*TO DO*.
Your task is to retype each line of the data below exactly.

# START OF PROVIDED RECORDS

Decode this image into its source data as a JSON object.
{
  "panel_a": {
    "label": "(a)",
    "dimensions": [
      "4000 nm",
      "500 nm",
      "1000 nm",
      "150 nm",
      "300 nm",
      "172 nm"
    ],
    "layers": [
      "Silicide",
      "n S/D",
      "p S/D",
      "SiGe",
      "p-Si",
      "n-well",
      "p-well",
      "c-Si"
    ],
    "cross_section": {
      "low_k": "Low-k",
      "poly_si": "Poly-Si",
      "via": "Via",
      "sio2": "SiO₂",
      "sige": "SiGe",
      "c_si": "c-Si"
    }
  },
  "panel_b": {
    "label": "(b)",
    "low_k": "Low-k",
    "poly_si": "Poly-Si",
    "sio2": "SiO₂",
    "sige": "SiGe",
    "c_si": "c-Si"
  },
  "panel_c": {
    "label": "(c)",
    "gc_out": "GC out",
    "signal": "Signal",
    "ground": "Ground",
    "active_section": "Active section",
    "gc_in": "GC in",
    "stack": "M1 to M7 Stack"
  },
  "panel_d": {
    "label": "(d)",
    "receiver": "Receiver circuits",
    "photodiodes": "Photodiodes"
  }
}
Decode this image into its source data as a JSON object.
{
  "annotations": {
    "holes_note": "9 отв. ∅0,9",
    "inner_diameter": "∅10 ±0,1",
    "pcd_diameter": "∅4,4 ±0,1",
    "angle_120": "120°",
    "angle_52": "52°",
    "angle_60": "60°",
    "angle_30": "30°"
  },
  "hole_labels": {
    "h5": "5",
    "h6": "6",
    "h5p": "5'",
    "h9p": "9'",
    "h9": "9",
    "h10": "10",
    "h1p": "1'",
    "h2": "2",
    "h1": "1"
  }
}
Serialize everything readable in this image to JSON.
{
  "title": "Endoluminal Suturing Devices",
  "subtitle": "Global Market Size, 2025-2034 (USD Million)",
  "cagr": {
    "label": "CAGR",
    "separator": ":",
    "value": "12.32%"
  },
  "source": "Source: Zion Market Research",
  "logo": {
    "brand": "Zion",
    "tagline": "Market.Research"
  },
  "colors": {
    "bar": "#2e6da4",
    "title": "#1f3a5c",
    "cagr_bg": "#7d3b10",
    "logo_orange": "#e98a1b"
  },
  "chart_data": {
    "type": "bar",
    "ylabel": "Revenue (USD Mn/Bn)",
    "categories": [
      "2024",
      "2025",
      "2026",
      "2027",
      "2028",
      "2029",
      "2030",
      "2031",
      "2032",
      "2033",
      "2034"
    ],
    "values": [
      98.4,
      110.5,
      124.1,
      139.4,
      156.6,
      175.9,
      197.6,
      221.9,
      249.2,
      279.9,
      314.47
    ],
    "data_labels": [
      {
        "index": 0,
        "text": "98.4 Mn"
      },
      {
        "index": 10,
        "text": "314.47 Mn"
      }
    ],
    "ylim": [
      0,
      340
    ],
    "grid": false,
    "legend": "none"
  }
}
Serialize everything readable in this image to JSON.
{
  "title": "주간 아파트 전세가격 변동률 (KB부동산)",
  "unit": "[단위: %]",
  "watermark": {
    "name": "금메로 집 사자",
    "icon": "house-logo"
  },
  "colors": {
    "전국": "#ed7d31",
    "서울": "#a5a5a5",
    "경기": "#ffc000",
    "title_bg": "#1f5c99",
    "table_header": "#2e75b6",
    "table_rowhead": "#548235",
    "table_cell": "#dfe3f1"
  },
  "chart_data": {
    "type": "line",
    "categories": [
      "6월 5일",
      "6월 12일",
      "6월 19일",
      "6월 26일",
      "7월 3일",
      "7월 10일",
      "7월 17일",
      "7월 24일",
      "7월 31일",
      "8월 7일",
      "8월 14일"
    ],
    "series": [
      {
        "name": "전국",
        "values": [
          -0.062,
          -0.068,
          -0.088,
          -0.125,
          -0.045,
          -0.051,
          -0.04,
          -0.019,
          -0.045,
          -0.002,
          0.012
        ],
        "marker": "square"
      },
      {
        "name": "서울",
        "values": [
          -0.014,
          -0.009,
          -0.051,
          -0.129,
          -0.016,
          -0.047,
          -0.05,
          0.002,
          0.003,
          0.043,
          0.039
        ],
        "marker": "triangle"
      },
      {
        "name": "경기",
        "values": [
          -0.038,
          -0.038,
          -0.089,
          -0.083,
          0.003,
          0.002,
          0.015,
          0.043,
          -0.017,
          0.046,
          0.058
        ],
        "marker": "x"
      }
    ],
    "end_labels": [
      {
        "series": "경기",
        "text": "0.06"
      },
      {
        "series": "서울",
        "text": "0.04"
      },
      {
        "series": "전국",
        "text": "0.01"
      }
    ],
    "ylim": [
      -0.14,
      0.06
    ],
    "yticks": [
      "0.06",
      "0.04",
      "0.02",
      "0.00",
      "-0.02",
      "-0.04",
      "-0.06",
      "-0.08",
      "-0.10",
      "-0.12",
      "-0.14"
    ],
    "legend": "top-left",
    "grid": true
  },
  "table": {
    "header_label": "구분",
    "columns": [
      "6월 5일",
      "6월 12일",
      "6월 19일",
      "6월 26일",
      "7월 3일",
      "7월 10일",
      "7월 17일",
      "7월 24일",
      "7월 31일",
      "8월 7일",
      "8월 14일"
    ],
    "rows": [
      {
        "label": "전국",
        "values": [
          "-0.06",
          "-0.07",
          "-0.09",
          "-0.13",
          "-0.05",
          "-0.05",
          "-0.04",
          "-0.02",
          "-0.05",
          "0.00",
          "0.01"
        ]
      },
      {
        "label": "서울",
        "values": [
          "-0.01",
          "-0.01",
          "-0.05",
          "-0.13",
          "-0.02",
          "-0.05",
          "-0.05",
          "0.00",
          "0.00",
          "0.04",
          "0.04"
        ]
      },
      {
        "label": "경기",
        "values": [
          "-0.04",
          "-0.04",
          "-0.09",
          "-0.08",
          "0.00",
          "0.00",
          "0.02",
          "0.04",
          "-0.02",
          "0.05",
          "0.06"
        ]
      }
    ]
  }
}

# END OF PROVIDED RECORDS

*COMPLETE ANSWER*.
Decode this image into its source data as a JSON object.
{
  "panel_a": {
    "label": "(a)",
    "dimensions": [
      "4000 nm",
      "500 nm",
      "1000 nm",
      "150 nm",
      "300 nm",
      "172 nm"
    ],
    "layers": [
      "Silicide",
      "n S/D",
      "p S/D",
      "SiGe",
      "p-Si",
      "n-well",
      "p-well",
      "c-Si"
    ],
    "cross_section": {
      "low_k": "Low-k",
      "poly_si": "Poly-Si",
      "via": "Via",
      "sio2": "SiO₂",
      "sige": "SiGe",
      "c_si": "c-Si"
    }
  },
  "panel_b": {
    "label": "(b)",
    "low_k": "Low-k",
    "poly_si": "Poly-Si",
    "sio2": "SiO₂",
    "sige": "SiGe",
    "c_si": "c-Si"
  },
  "panel_c": {
    "label": "(c)",
    "gc_out": "GC out",
    "signal": "Signal",
    "ground": "Ground",
    "active_section": "Active section",
    "gc_in": "GC in",
    "stack": "M1 to M7 Stack"
  },
  "panel_d": {
    "label": "(d)",
    "receiver": "Receiver circuits",
    "photodiodes": "Photodiodes"
  }
}
Decode this image into its source data as a JSON object.
{
  "annotations": {
    "holes_note": "9 отв. ∅0,9",
    "inner_diameter": "∅10 ±0,1",
    "pcd_diameter": "∅4,4 ±0,1",
    "angle_120": "120°",
    "angle_52": "52°",
    "angle_60": "60°",
    "angle_30": "30°"
  },
  "hole_labels": {
    "h5": "5",
    "h6": "6",
    "h5p": "5'",
    "h9p": "9'",
    "h9": "9",
    "h10": "10",
    "h1p": "1'",
    "h2": "2",
    "h1": "1"
  }
}
Serialize everything readable in this image to JSON.
{
  "title": "Endoluminal Suturing Devices",
  "subtitle": "Global Market Size, 2025-2034 (USD Million)",
  "cagr": {
    "label": "CAGR",
    "separator": ":",
    "value": "12.32%"
  },
  "source": "Source: Zion Market Research",
  "logo": {
    "brand": "Zion",
    "tagline": "Market.Research"
  },
  "colors": {
    "bar": "#2e6da4",
    "title": "#1f3a5c",
    "cagr_bg": "#7d3b10",
    "logo_orange": "#e98a1b"
  },
  "chart_data": {
    "type": "bar",
    "ylabel": "Revenue (USD Mn/Bn)",
    "categories": [
      "2024",
      "2025",
      "2026",
      "2027",
      "2028",
      "2029",
      "2030",
      "2031",
      "2032",
      "2033",
      "2034"
    ],
    "values": [
      98.4,
      110.5,
      124.1,
      139.4,
      156.6,
      175.9,
      197.6,
      221.9,
      249.2,
      279.9,
      314.47
    ],
    "data_labels": [
      {
        "index": 0,
        "text": "98.4 Mn"
      },
      {
        "index": 10,
        "text": "314.47 Mn"
      }
    ],
    "ylim": [
      0,
      340
    ],
    "grid": false,
    "legend": "none"
  }
}
Serialize everything readable in this image to JSON.
{
  "title": "주간 아파트 전세가격 변동률 (KB부동산)",
  "unit": "[단위: %]",
  "watermark": {
    "name": "금메로 집 사자",
    "icon": "house-logo"
  },
  "colors": {
    "전국": "#ed7d31",
    "서울": "#a5a5a5",
    "경기": "#ffc000",
    "title_bg": "#1f5c99",
    "table_header": "#2e75b6",
    "table_rowhead": "#548235",
    "table_cell": "#dfe3f1"
  },
  "chart_data": {
    "type": "line",
    "categories": [
      "6월 5일",
      "6월 12일",
      "6월 19일",
      "6월 26일",
      "7월 3일",
      "7월 10일",
      "7월 17일",
      "7월 24일",
      "7월 31일",
      "8월 7일",
      "8월 14일"
    ],
    "series": [
      {
        "name": "전국",
        "values": [
          -0.062,
          -0.068,
          -0.088,
          -0.125,
          -0.045,
          -0.051,
          -0.04,
          -0.019,
          -0.045,
          -0.002,
          0.012
        ],
        "marker": "square"
      },
      {
        "name": "서울",
        "values": [
          -0.014,
          -0.009,
          -0.051,
          -0.129,
          -0.016,
          -0.047,
          -0.05,
          0.002,
          0.003,
          0.043,
          0.039
        ],
        "marker": "triangle"
      },
      {
        "name": "경기",
        "values": [
          -0.038,
          -0.038,
          -0.089,
          -0.083,
          0.003,
          0.002,
          0.015,
          0.043,
          -0.017,
          0.046,
          0.058
        ],
        "marker": "x"
      }
    ],
    "end_labels": [
      {
        "series": "경기",
        "text": "0.06"
      },
      {
        "series": "서울",
        "text": "0.04"
      },
      {
        "series": "전국",
        "text": "0.01"
      }
    ],
    "ylim": [
      -0.14,
      0.06
    ],
    "yticks": [
      "0.06",
      "0.04",
      "0.02",
      "0.00",
      "-0.02",
      "-0.04",
      "-0.06",
      "-0.08",
      "-0.10",
      "-0.12",
      "-0.14"
    ],
    "legend": "top-left",
    "grid": true
  },
  "table": {
    "header_label": "구분",
    "columns": [
      "6월 5일",
      "6월 12일",
      "6월 19일",
      "6월 26일",
      "7월 3일",
      "7월 10일",
      "7월 17일",
      "7월 24일",
      "7월 31일",
      "8월 7일",
      "8월 14일"
    ],
    "rows": [
      {
        "label": "전국",
        "values": [
          "-0.06",
          "-0.07",
          "-0.09",
          "-0.13",
          "-0.05",
          "-0.05",
          "-0.04",
          "-0.02",
          "-0.05",
          "0.00",
          "0.01"
        ]
      },
      {
        "label": "서울",
        "values": [
          "-0.01",
          "-0.01",
          "-0.05",
          "-0.13",
          "-0.02",
          "-0.05",
          "-0.05",
          "0.00",
          "0.00",
          "0.04",
          "0.04"
        ]
      },
      {
        "label": "경기",
        "values": [
          "-0.04",
          "-0.04",
          "-0.09",
          "-0.08",
          "0.00",
          "0.00",
          "0.02",
          "0.04",
          "-0.02",
          "0.05",
          "0.06"
        ]
      }
    ]
  }
}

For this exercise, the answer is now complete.